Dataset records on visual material
▶
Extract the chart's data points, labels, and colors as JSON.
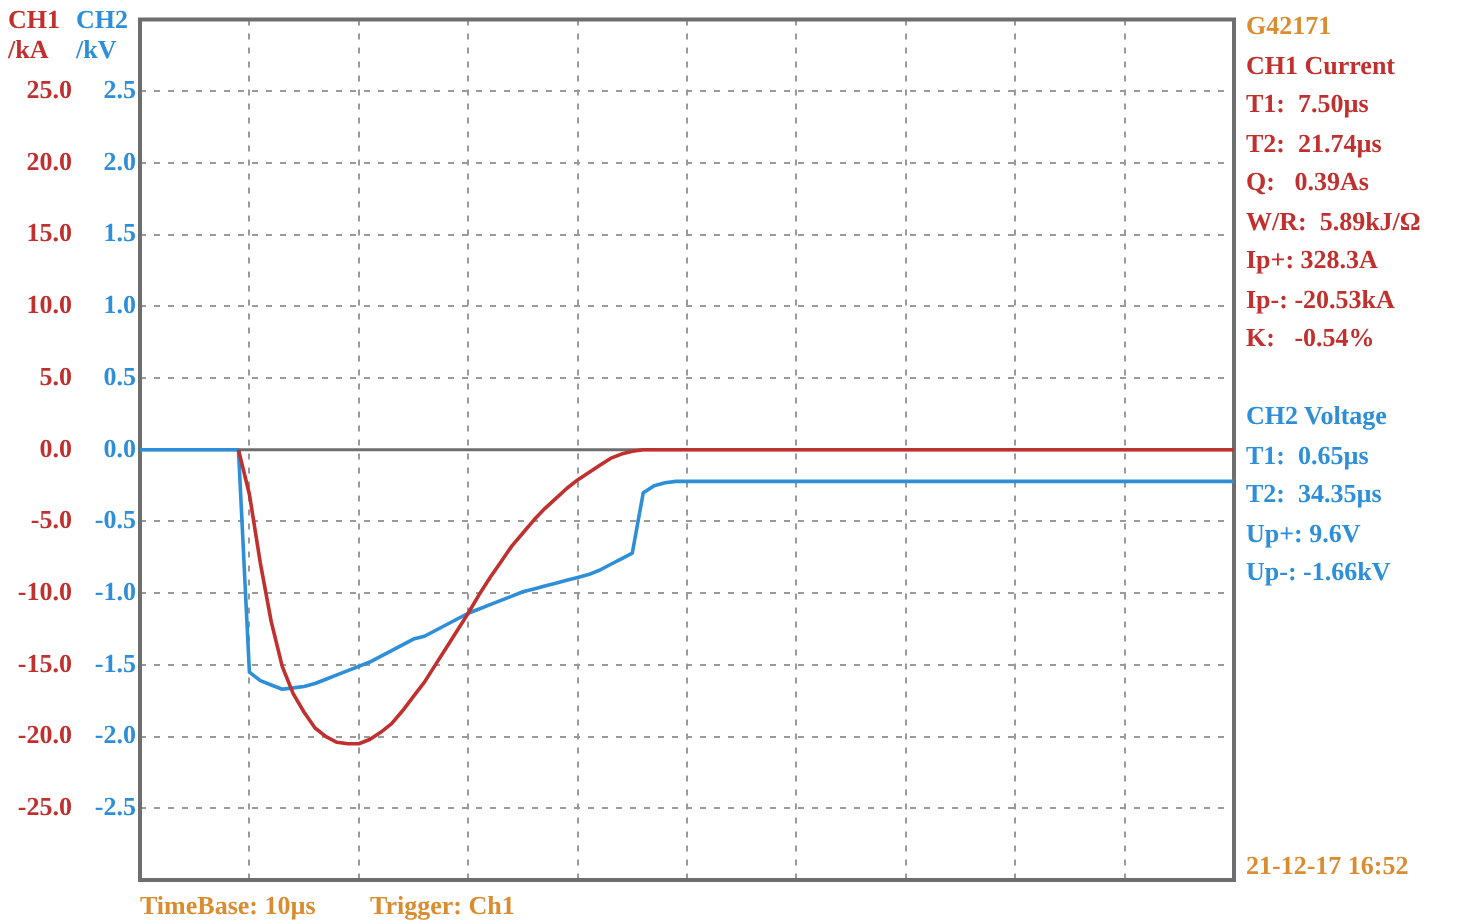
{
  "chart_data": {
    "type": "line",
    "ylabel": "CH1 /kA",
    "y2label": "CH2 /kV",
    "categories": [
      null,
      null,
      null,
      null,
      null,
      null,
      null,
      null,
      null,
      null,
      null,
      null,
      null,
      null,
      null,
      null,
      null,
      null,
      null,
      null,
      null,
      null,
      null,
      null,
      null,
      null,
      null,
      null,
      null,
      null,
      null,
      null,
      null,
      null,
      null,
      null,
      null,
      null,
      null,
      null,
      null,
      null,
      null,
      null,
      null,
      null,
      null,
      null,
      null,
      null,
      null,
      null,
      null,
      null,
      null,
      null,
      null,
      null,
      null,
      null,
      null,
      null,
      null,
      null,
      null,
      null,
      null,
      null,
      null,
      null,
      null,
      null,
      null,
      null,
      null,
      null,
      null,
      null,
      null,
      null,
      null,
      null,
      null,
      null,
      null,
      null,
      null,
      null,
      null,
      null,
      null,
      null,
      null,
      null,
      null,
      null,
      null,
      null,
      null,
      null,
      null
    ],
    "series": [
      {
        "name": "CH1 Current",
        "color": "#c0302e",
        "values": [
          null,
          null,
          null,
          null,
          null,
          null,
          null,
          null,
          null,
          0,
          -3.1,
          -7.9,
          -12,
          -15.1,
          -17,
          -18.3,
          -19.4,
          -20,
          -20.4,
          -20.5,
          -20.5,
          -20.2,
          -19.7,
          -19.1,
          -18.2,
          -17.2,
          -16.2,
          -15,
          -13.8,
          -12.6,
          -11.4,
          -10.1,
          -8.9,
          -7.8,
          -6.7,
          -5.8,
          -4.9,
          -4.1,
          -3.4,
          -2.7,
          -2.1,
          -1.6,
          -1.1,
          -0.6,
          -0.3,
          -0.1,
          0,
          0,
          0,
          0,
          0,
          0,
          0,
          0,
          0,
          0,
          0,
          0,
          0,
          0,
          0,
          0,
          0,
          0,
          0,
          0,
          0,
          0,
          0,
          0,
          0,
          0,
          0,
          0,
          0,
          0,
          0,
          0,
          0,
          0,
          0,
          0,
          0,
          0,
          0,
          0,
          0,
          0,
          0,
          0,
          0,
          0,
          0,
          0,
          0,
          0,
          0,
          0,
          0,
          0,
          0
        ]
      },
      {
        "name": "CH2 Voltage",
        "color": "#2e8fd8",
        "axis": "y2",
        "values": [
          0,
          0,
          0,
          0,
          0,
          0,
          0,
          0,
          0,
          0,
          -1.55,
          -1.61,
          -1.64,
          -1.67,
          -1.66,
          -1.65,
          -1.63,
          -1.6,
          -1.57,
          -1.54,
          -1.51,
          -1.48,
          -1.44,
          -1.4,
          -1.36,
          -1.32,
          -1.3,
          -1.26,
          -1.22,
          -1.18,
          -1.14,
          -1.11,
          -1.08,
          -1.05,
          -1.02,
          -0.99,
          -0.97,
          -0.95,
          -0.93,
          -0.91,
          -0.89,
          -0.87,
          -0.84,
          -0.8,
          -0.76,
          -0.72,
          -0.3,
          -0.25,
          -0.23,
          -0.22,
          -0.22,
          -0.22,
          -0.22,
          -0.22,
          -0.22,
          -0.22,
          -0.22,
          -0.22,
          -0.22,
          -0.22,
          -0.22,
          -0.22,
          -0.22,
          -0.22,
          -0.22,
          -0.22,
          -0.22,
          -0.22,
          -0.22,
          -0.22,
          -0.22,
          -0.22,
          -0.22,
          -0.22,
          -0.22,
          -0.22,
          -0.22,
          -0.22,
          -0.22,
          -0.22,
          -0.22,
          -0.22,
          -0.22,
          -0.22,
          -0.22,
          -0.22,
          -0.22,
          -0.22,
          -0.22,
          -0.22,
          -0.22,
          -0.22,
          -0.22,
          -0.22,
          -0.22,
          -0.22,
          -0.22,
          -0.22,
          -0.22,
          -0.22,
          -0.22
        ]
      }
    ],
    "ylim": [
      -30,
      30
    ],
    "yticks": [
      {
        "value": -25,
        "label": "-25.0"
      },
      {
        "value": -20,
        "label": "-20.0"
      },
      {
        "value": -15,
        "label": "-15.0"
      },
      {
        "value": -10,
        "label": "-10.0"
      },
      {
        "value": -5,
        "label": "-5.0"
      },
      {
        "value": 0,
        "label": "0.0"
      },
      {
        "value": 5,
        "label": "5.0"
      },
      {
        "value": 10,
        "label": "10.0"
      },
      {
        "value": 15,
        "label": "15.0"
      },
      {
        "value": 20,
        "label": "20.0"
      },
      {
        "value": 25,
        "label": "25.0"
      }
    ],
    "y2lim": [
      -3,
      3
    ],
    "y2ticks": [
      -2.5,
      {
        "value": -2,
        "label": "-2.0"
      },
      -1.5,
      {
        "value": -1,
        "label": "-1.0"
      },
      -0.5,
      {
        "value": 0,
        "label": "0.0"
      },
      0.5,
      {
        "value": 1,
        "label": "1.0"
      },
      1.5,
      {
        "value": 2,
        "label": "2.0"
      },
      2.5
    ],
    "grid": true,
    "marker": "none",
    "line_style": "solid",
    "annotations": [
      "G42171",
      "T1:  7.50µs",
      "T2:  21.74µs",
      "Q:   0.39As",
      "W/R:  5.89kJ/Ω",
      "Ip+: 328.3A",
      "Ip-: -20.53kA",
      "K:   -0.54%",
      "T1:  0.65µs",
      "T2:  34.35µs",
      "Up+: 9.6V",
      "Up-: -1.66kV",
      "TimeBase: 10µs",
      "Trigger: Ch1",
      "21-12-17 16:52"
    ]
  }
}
◀
▶
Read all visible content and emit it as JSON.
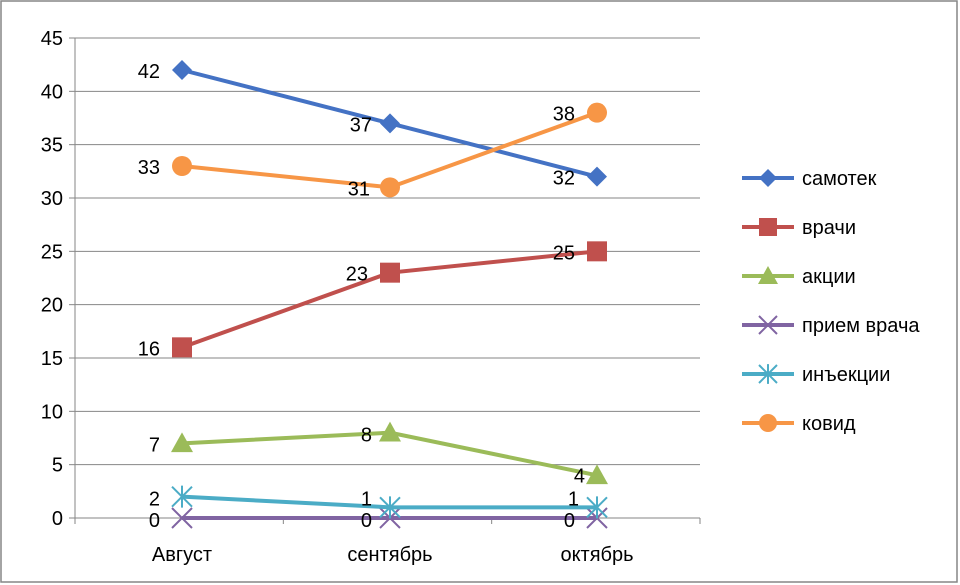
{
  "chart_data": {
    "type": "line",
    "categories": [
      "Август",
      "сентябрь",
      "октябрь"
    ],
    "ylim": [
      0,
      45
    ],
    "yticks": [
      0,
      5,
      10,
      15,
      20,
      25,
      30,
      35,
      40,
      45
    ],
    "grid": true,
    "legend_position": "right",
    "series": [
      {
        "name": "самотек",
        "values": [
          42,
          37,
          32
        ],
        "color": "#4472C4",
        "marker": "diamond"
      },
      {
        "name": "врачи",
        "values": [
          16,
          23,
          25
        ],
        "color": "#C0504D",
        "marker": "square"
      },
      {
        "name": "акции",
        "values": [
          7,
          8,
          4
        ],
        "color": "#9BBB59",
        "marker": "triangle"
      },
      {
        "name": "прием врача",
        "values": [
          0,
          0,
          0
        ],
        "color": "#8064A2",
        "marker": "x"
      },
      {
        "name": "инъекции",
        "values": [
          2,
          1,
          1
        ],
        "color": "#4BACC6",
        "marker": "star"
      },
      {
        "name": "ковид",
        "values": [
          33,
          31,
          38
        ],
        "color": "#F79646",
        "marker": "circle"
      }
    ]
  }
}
◀
▶
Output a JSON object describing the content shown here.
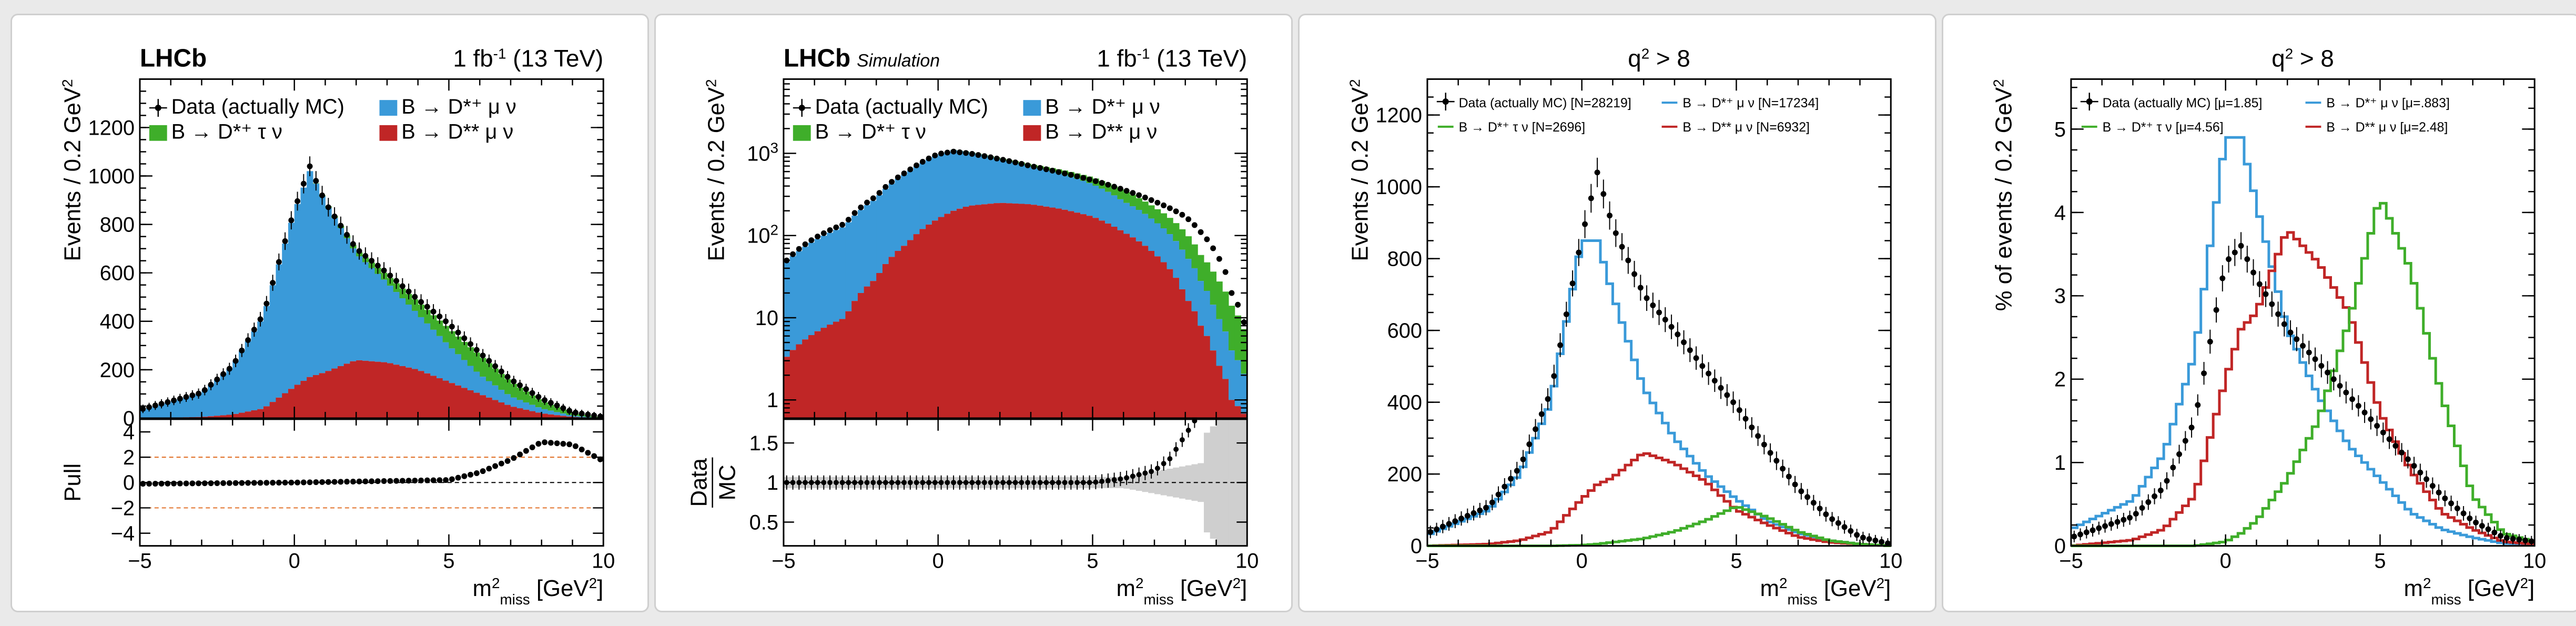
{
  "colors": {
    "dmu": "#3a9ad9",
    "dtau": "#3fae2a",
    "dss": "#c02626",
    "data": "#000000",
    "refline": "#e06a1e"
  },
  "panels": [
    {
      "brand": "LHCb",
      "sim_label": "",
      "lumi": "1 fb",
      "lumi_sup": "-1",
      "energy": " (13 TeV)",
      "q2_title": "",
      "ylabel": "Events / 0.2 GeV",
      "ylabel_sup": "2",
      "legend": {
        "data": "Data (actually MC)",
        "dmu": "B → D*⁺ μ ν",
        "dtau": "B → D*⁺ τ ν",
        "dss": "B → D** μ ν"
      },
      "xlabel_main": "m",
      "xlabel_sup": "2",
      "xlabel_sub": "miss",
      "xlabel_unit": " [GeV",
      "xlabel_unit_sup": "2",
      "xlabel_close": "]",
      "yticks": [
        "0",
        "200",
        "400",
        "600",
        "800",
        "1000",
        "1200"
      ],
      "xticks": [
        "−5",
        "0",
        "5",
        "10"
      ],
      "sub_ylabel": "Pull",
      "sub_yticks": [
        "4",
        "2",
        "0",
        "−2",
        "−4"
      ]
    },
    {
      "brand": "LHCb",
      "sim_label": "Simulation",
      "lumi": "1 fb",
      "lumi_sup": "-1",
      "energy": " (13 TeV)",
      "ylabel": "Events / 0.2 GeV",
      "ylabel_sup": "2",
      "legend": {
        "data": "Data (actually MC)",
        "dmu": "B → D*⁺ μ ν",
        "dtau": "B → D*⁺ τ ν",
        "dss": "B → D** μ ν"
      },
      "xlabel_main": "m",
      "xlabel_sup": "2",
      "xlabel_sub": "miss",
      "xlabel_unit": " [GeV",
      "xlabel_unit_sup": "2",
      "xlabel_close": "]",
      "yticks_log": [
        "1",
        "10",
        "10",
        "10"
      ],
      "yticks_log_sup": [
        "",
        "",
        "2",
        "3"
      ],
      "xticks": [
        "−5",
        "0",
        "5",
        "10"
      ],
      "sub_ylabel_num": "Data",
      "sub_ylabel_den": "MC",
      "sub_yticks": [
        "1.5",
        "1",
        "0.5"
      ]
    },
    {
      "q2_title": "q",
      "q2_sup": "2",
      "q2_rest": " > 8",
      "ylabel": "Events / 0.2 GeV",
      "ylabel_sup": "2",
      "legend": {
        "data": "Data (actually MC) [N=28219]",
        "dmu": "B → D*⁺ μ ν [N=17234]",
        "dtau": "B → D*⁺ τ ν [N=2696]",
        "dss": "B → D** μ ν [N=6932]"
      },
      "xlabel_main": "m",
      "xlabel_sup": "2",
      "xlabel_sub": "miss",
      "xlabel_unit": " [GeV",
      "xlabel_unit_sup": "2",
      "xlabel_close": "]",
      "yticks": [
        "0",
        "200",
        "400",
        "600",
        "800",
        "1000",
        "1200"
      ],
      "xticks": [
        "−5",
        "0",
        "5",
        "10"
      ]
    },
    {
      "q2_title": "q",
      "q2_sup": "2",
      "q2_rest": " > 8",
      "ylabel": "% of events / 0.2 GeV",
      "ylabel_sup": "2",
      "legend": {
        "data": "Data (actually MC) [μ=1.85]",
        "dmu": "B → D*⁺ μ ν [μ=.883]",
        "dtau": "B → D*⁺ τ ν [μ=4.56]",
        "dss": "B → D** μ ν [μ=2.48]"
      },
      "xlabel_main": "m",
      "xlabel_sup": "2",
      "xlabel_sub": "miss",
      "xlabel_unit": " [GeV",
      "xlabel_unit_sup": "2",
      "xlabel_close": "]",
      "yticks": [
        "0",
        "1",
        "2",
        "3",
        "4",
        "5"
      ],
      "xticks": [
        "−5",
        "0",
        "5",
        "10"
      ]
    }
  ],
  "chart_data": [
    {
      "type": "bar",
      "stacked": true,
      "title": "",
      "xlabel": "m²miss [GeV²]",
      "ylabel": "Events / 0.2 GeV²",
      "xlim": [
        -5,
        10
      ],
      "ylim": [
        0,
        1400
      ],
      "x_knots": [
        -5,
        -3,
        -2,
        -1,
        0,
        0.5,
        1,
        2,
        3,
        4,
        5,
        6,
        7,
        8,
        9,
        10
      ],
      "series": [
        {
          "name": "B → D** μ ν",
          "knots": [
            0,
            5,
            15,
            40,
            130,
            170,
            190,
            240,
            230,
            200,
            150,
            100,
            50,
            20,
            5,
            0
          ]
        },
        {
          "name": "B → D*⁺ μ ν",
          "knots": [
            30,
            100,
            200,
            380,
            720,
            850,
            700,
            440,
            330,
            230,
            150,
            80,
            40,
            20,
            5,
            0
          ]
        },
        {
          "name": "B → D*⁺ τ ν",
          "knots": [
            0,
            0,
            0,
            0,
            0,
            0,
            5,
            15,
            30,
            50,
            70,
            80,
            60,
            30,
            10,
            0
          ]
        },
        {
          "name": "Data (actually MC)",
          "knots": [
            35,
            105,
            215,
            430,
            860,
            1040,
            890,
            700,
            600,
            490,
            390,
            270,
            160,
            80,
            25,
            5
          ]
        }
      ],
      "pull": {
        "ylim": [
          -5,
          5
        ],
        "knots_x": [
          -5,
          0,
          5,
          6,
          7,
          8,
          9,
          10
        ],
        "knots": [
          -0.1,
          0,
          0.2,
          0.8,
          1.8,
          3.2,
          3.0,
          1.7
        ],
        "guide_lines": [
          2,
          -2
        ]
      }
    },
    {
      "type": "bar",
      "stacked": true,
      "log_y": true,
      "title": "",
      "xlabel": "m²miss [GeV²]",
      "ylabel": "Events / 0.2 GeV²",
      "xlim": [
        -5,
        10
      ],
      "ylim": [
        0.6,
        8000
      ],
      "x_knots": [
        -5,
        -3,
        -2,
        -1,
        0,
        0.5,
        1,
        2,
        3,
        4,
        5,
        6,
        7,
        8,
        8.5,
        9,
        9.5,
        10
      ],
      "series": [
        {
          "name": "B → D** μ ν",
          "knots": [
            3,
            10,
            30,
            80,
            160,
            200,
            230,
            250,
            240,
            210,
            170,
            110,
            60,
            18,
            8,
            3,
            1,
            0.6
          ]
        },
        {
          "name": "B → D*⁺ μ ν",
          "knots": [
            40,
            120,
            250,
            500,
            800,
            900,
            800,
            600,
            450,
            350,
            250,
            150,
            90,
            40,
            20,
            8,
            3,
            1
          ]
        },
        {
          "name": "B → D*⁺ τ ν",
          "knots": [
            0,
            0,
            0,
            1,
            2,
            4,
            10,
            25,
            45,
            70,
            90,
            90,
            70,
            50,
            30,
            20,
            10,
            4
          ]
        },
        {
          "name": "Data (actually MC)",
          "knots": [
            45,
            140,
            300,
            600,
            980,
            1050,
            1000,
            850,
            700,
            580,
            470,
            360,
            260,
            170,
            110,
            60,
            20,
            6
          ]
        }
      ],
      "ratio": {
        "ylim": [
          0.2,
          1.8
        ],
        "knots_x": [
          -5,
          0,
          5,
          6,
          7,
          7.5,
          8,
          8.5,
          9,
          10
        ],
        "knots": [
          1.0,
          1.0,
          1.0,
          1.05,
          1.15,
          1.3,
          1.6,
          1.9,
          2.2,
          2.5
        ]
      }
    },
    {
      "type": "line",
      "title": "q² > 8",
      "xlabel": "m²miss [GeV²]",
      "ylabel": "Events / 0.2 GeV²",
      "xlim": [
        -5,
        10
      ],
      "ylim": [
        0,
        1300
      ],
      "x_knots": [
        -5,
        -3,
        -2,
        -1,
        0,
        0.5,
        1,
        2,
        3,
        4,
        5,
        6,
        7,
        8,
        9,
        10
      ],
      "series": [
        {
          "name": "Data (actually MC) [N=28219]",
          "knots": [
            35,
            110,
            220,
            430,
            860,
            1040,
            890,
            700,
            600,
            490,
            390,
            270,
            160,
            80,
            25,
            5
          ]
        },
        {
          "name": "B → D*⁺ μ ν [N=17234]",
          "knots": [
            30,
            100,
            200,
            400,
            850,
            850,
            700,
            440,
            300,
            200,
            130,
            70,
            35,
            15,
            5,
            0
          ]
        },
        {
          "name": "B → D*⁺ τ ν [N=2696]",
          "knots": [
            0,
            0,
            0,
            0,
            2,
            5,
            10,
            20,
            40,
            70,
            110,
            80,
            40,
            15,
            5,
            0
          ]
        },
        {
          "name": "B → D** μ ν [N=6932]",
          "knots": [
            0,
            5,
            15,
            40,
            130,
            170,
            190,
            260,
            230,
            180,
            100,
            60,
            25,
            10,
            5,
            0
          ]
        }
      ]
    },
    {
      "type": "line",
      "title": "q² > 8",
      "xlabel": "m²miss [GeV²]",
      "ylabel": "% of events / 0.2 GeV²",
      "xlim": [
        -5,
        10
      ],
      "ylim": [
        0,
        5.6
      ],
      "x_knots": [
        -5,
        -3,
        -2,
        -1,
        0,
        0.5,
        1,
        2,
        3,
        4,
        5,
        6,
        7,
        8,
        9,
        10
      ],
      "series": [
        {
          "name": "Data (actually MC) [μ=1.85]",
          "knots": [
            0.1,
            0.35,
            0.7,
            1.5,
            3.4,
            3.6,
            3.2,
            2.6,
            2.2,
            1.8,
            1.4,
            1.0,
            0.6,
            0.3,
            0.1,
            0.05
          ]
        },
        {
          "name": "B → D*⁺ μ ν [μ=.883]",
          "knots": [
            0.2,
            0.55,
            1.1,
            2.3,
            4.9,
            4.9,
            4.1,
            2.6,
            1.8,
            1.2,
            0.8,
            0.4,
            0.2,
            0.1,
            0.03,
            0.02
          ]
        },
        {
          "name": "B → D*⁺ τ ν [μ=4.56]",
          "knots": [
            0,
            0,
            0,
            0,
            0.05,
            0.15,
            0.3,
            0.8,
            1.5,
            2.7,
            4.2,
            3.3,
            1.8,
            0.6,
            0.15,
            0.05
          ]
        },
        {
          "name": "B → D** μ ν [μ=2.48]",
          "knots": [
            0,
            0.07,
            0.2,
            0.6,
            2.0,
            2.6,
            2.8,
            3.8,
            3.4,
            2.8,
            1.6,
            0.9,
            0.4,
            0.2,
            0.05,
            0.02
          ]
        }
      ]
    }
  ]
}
◀
STATED PROBLEM | Report how many lines of the listing hold the word "content", with nothing but the number.

IN RESPONSE | 2